Lines of data
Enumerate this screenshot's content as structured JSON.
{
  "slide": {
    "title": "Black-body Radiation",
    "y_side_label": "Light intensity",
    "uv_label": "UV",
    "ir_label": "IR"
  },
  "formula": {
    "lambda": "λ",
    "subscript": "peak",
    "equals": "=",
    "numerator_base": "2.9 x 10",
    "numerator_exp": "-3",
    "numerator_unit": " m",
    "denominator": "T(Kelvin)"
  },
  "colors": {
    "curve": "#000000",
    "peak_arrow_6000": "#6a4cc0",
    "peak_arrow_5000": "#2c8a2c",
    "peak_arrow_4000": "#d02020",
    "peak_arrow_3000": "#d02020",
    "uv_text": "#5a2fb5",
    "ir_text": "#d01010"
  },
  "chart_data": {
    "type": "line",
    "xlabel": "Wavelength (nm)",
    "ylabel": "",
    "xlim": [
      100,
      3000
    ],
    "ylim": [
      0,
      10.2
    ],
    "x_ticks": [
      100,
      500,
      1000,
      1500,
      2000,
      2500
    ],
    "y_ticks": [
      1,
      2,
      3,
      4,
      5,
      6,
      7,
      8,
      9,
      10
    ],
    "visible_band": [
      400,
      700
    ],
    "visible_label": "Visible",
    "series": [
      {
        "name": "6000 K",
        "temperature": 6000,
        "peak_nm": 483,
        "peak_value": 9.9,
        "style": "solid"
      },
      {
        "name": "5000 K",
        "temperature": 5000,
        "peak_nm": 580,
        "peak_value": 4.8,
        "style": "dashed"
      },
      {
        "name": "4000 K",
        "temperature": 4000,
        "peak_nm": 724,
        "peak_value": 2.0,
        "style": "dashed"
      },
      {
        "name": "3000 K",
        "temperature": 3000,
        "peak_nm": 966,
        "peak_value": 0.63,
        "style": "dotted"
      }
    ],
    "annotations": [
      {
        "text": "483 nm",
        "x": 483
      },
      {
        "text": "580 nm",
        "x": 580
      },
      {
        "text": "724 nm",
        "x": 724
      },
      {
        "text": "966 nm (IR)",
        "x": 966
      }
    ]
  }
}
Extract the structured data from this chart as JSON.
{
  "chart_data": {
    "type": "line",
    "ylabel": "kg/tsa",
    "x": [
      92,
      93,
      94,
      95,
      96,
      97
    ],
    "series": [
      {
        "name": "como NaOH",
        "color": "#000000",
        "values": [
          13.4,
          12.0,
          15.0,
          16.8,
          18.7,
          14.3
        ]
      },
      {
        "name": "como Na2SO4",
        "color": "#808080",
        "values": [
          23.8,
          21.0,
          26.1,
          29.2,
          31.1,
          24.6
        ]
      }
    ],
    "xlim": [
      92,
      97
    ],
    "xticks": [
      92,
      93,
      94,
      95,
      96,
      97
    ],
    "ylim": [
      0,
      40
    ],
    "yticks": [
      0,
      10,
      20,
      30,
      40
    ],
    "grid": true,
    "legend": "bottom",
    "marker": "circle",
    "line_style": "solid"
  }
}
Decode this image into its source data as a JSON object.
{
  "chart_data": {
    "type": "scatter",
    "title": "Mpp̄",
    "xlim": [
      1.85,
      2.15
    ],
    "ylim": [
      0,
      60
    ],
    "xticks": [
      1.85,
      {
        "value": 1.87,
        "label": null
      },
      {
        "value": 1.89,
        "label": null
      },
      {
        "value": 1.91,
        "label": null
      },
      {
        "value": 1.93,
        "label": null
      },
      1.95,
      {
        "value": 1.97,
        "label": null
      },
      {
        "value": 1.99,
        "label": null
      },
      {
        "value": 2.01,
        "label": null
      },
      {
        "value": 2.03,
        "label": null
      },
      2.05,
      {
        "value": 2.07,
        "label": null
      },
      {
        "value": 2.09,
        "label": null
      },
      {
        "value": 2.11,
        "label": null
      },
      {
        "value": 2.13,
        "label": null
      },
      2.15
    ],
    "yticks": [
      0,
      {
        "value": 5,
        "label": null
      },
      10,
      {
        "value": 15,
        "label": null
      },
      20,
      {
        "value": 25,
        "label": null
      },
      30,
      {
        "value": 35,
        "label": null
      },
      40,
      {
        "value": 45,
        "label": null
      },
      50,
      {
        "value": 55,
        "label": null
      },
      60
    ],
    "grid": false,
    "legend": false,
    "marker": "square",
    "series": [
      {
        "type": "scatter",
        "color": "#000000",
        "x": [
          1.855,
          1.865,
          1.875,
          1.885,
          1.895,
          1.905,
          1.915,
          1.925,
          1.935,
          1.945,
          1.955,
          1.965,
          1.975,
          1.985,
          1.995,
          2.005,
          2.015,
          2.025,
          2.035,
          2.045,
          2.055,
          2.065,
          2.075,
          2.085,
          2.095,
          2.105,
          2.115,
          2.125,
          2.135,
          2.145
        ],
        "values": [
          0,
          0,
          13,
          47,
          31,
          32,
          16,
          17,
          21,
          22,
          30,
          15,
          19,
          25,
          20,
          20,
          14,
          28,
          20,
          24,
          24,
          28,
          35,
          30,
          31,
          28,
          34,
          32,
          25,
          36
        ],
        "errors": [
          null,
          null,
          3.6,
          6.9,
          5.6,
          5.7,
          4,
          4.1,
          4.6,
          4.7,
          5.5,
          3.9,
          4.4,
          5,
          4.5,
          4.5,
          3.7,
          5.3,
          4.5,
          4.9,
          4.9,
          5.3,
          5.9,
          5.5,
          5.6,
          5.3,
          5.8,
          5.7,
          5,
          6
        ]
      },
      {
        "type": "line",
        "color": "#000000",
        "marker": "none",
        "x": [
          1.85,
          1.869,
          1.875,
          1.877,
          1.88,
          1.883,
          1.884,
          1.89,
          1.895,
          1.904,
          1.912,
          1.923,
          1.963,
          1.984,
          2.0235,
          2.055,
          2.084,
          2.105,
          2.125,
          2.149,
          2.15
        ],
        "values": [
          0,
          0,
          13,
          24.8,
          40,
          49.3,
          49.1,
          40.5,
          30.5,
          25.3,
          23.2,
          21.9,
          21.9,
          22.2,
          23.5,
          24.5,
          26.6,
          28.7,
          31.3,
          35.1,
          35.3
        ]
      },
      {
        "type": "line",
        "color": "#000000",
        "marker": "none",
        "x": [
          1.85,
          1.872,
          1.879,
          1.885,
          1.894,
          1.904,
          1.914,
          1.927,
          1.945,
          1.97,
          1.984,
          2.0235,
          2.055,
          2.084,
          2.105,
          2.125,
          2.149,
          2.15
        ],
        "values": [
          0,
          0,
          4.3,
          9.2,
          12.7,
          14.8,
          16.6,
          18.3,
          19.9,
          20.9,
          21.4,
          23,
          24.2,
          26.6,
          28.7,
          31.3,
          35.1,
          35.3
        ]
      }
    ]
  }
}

▶ Aim of the exercise:
Find the string "structured" in the listing and return every line that holds it.

▶ Task answer:
Enumerate this screenshot's content as structured JSON.
Extract the structured data from this chart as JSON.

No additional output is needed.